» **TASK DETAILS**: The records underneath are to be repeated exactly, with the pictures left out.

» **Dataset records**:
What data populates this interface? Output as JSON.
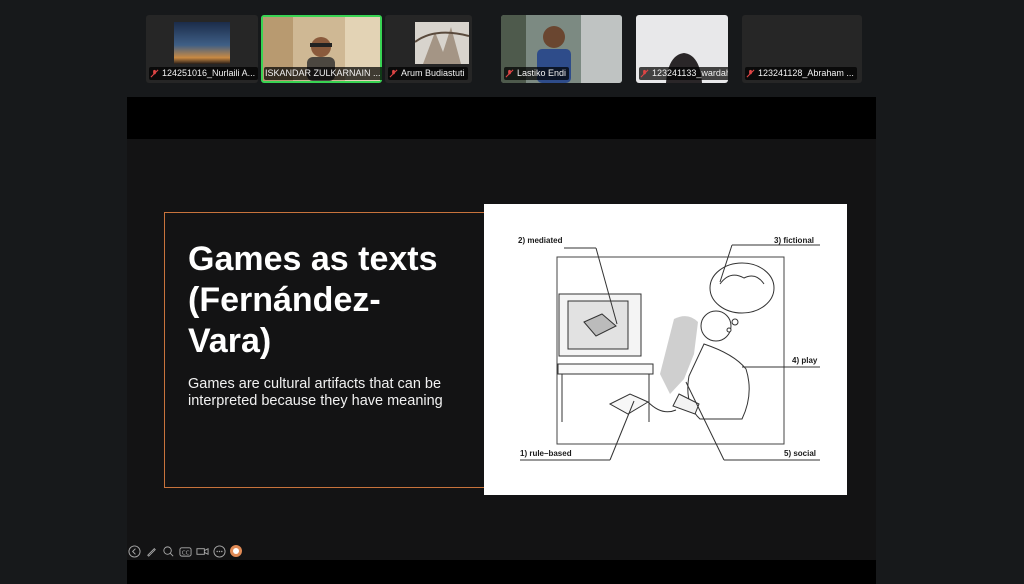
{
  "participants": [
    {
      "name": "124251016_Nurlaili A...",
      "muted": true
    },
    {
      "name": "ISKANDAR ZULKARNAIN ...",
      "muted": false,
      "active": true
    },
    {
      "name": "Arum Budiastuti",
      "muted": true
    },
    {
      "name": "Lastiko Endi",
      "muted": true
    },
    {
      "name": "123241133_wardah as...",
      "muted": true
    },
    {
      "name": "123241128_Abraham ...",
      "muted": true
    }
  ],
  "slide": {
    "title": "Games as texts (Fernández-Vara)",
    "title_lines": [
      "Games as texts",
      "(Fernández-",
      "Vara)"
    ],
    "subtitle": "Games are cultural artifacts that can be interpreted because they have meaning",
    "figure_labels": {
      "mediated": "2) mediated",
      "fictional": "3) fictional",
      "play": "4) play",
      "rule_based": "1) rule–based",
      "social": "5) social"
    }
  },
  "colors": {
    "background": "#17191b",
    "accent_frame": "#c8733c",
    "active_speaker": "#39d353",
    "muted_icon": "#e04545"
  },
  "toolbar_icons": [
    "back-icon",
    "pen-icon",
    "zoom-icon",
    "captions-icon",
    "video-icon",
    "more-icon",
    "pointer-icon"
  ]
}
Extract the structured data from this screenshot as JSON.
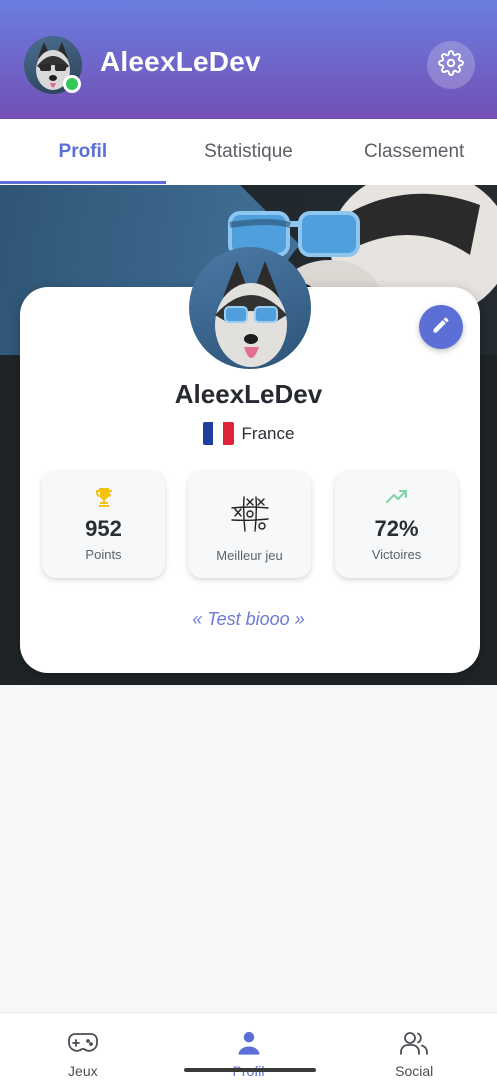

» **COMPLETE ANSWER**:
What data populates this interface? Output as JSON.
{
  "participants": [
    {
      "name": "124251016_Nurlaili A...",
      "muted": true
    },
    {
      "name": "ISKANDAR ZULKARNAIN ...",
      "muted": false,
      "active": true
    },
    {
      "name": "Arum Budiastuti",
      "muted": true
    },
    {
      "name": "Lastiko Endi",
      "muted": true
    },
    {
      "name": "123241133_wardah as...",
      "muted": true
    },
    {
      "name": "123241128_Abraham ...",
      "muted": true
    }
  ],
  "slide": {
    "title": "Games as texts (Fernández-Vara)",
    "title_lines": [
      "Games as texts",
      "(Fernández-",
      "Vara)"
    ],
    "subtitle": "Games are cultural artifacts that can be interpreted because they have meaning",
    "figure_labels": {
      "mediated": "2) mediated",
      "fictional": "3) fictional",
      "play": "4) play",
      "rule_based": "1) rule–based",
      "social": "5) social"
    }
  },
  "colors": {
    "background": "#17191b",
    "accent_frame": "#c8733c",
    "active_speaker": "#39d353",
    "muted_icon": "#e04545"
  },
  "toolbar_icons": [
    "back-icon",
    "pen-icon",
    "zoom-icon",
    "captions-icon",
    "video-icon",
    "more-icon",
    "pointer-icon"
  ]
}
Extract the structured data from this screenshot as JSON.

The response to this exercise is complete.